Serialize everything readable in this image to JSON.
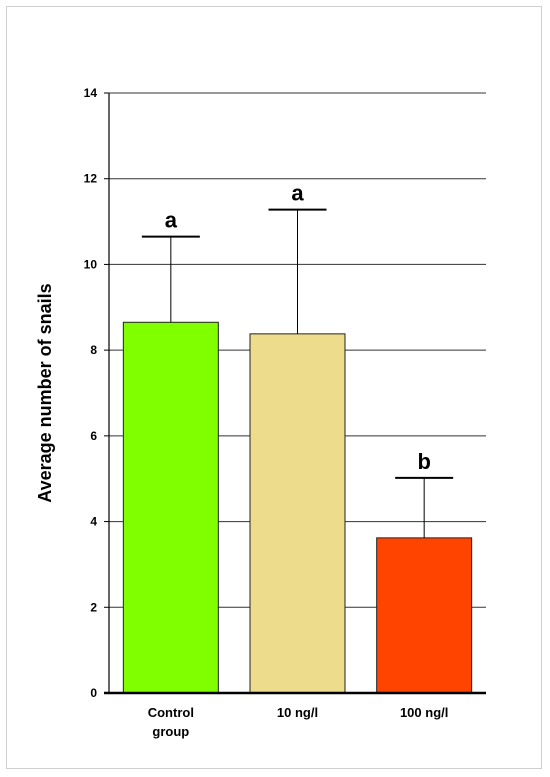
{
  "chart_data": {
    "type": "bar",
    "title": "",
    "xlabel": "",
    "ylabel": "Average number of snails",
    "ylim": [
      0,
      14
    ],
    "yticks": [
      0,
      2,
      4,
      6,
      8,
      10,
      12,
      14
    ],
    "grid": true,
    "categories": [
      [
        "Control",
        "group"
      ],
      [
        "10 ng/l"
      ],
      [
        "100 ng/l"
      ]
    ],
    "values": [
      8.65,
      8.38,
      3.62
    ],
    "errors": [
      2.0,
      2.9,
      1.4
    ],
    "significance": [
      "a",
      "a",
      "b"
    ],
    "colors": [
      "#80ff00",
      "#eddc8c",
      "#ff4400"
    ]
  }
}
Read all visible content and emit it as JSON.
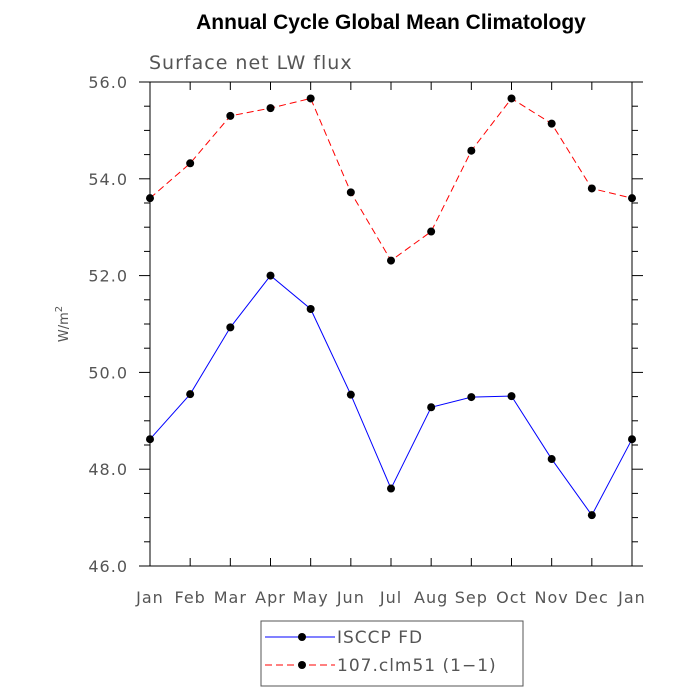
{
  "chart_data": {
    "type": "line",
    "title": "Annual Cycle Global Mean Climatology",
    "subtitle": "Surface net LW flux",
    "xlabel": "",
    "ylabel": "W/m",
    "ylabel_superscript": "2",
    "categories": [
      "Jan",
      "Feb",
      "Mar",
      "Apr",
      "May",
      "Jun",
      "Jul",
      "Aug",
      "Sep",
      "Oct",
      "Nov",
      "Dec",
      "Jan"
    ],
    "ylim": [
      46.0,
      56.0
    ],
    "yticks": [
      46.0,
      48.0,
      50.0,
      52.0,
      54.0,
      56.0
    ],
    "ytick_labels": [
      "46.0",
      "48.0",
      "50.0",
      "52.0",
      "54.0",
      "56.0"
    ],
    "series": [
      {
        "name": "ISCCP FD",
        "color": "#0000ff",
        "line_style": "solid",
        "marker_color": "#000000",
        "values": [
          48.62,
          49.55,
          50.93,
          52.0,
          51.31,
          49.54,
          47.6,
          49.28,
          49.49,
          49.51,
          48.21,
          47.05,
          48.62
        ]
      },
      {
        "name": "107.clm51 (1−1)",
        "color": "#ff0000",
        "line_style": "dashed",
        "marker_color": "#000000",
        "values": [
          53.6,
          54.32,
          55.3,
          55.46,
          55.66,
          53.72,
          52.31,
          52.91,
          54.58,
          55.66,
          55.14,
          53.8,
          53.6
        ]
      }
    ],
    "legend_position": "bottom-center"
  }
}
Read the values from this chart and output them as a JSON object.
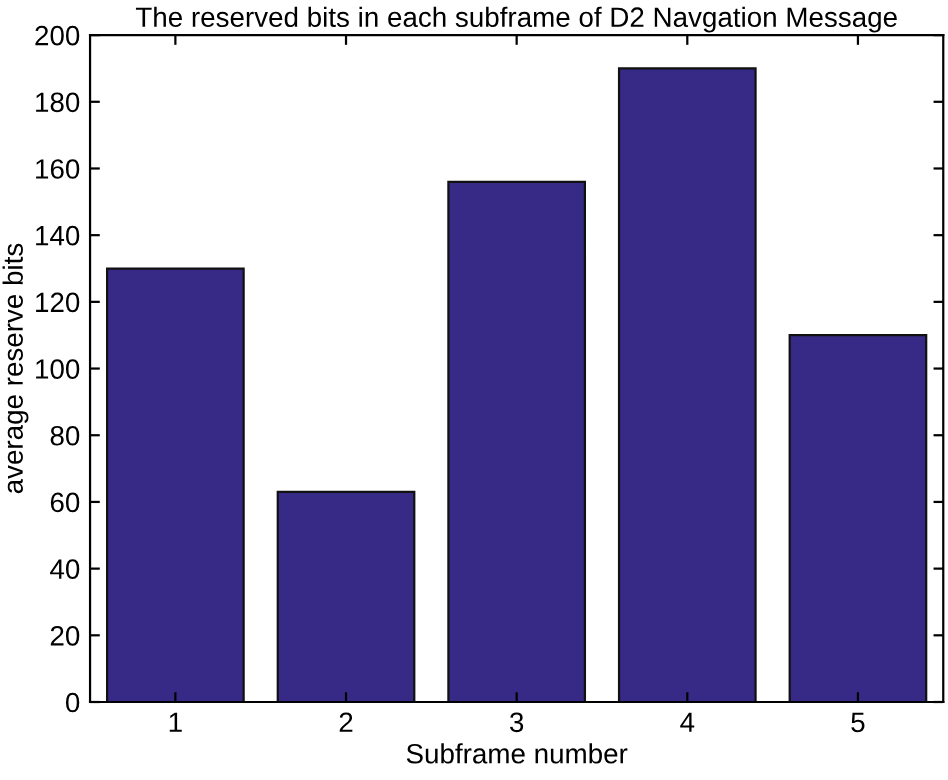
{
  "chart_data": {
    "type": "bar",
    "title": "The reserved bits in each subframe of D2 Navgation Message",
    "xlabel": "Subframe number",
    "ylabel": "average reserve bits",
    "categories": [
      "1",
      "2",
      "3",
      "4",
      "5"
    ],
    "values": [
      130,
      63,
      156,
      190,
      110
    ],
    "color": "#372a87",
    "ylim": [
      0,
      200
    ],
    "yticks": [
      0,
      20,
      40,
      60,
      80,
      100,
      120,
      140,
      160,
      180,
      200
    ],
    "grid": false
  }
}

━━━━━━━━━━

* _TASK REQUIREMENTS_
Will you set down the records word for word while leaving out every picture?

* _RESPONSE TO THIS EXERCISE_
Serialize everything readable in this image to JSON.
{
  "chart_data": {
    "type": "bar",
    "title": "",
    "xlabel": "",
    "ylabel": "Average number of snails",
    "ylim": [
      0,
      14
    ],
    "yticks": [
      0,
      2,
      4,
      6,
      8,
      10,
      12,
      14
    ],
    "grid": true,
    "categories": [
      [
        "Control",
        "group"
      ],
      [
        "10 ng/l"
      ],
      [
        "100 ng/l"
      ]
    ],
    "values": [
      8.65,
      8.38,
      3.62
    ],
    "errors": [
      2.0,
      2.9,
      1.4
    ],
    "significance": [
      "a",
      "a",
      "b"
    ],
    "colors": [
      "#80ff00",
      "#eddc8c",
      "#ff4400"
    ]
  }
}
Read all visible content and emit it as JSON.
{
  "chart_data": {
    "type": "line",
    "title": "Annual Cycle Global Mean Climatology",
    "subtitle": "Surface net LW flux",
    "xlabel": "",
    "ylabel": "W/m",
    "ylabel_superscript": "2",
    "categories": [
      "Jan",
      "Feb",
      "Mar",
      "Apr",
      "May",
      "Jun",
      "Jul",
      "Aug",
      "Sep",
      "Oct",
      "Nov",
      "Dec",
      "Jan"
    ],
    "ylim": [
      46.0,
      56.0
    ],
    "yticks": [
      46.0,
      48.0,
      50.0,
      52.0,
      54.0,
      56.0
    ],
    "ytick_labels": [
      "46.0",
      "48.0",
      "50.0",
      "52.0",
      "54.0",
      "56.0"
    ],
    "series": [
      {
        "name": "ISCCP FD",
        "color": "#0000ff",
        "line_style": "solid",
        "marker_color": "#000000",
        "values": [
          48.62,
          49.55,
          50.93,
          52.0,
          51.31,
          49.54,
          47.6,
          49.28,
          49.49,
          49.51,
          48.21,
          47.05,
          48.62
        ]
      },
      {
        "name": "107.clm51 (1−1)",
        "color": "#ff0000",
        "line_style": "dashed",
        "marker_color": "#000000",
        "values": [
          53.6,
          54.32,
          55.3,
          55.46,
          55.66,
          53.72,
          52.31,
          52.91,
          54.58,
          55.66,
          55.14,
          53.8,
          53.6
        ]
      }
    ],
    "legend_position": "bottom-center"
  }
}
Read the values from this chart and output them as a JSON object.
{
  "chart_data": {
    "type": "bar",
    "title": "The reserved bits in each subframe of D2 Navgation Message",
    "xlabel": "Subframe number",
    "ylabel": "average reserve bits",
    "categories": [
      "1",
      "2",
      "3",
      "4",
      "5"
    ],
    "values": [
      130,
      63,
      156,
      190,
      110
    ],
    "color": "#372a87",
    "ylim": [
      0,
      200
    ],
    "yticks": [
      0,
      20,
      40,
      60,
      80,
      100,
      120,
      140,
      160,
      180,
      200
    ],
    "grid": false
  }
}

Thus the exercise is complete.